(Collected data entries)
•••••
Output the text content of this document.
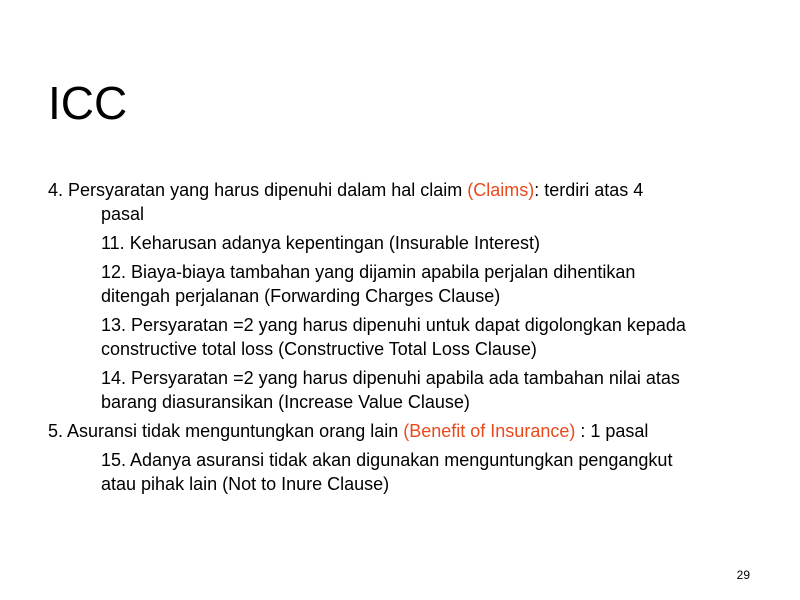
ICC
4. Persyaratan yang harus dipenuhi dalam hal claim (Claims): terdiri atas 4
pasal
11. Keharusan adanya kepentingan (Insurable Interest)
12. Biaya-biaya tambahan yang dijamin apabila perjalan dihentikan
ditengah perjalanan (Forwarding Charges Clause)
13. Persyaratan =2 yang harus dipenuhi untuk dapat digolongkan kepada
constructive total loss (Constructive Total Loss Clause)
14. Persyaratan =2 yang harus dipenuhi apabila ada tambahan nilai atas
barang diasuransikan (Increase Value Clause)
5. Asuransi tidak menguntungkan orang lain (Benefit of Insurance) : 1 pasal
15. Adanya asuransi tidak akan digunakan menguntungkan pengangkut
atau pihak lain (Not to Inure Clause)
29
•••••
* _Requirement_
Reproduce the entries exactly. Do not carry over any picture.

* _Exercise output_
Output the text content of this document.
ICC
4. Persyaratan yang harus dipenuhi dalam hal claim (Claims): terdiri atas 4
pasal
11. Keharusan adanya kepentingan (Insurable Interest)
12. Biaya-biaya tambahan yang dijamin apabila perjalan dihentikan
ditengah perjalanan (Forwarding Charges Clause)
13. Persyaratan =2 yang harus dipenuhi untuk dapat digolongkan kepada
constructive total loss (Constructive Total Loss Clause)
14. Persyaratan =2 yang harus dipenuhi apabila ada tambahan nilai atas
barang diasuransikan (Increase Value Clause)
5. Asuransi tidak menguntungkan orang lain (Benefit of Insurance) : 1 pasal
15. Adanya asuransi tidak akan digunakan menguntungkan pengangkut
atau pihak lain (Not to Inure Clause)
29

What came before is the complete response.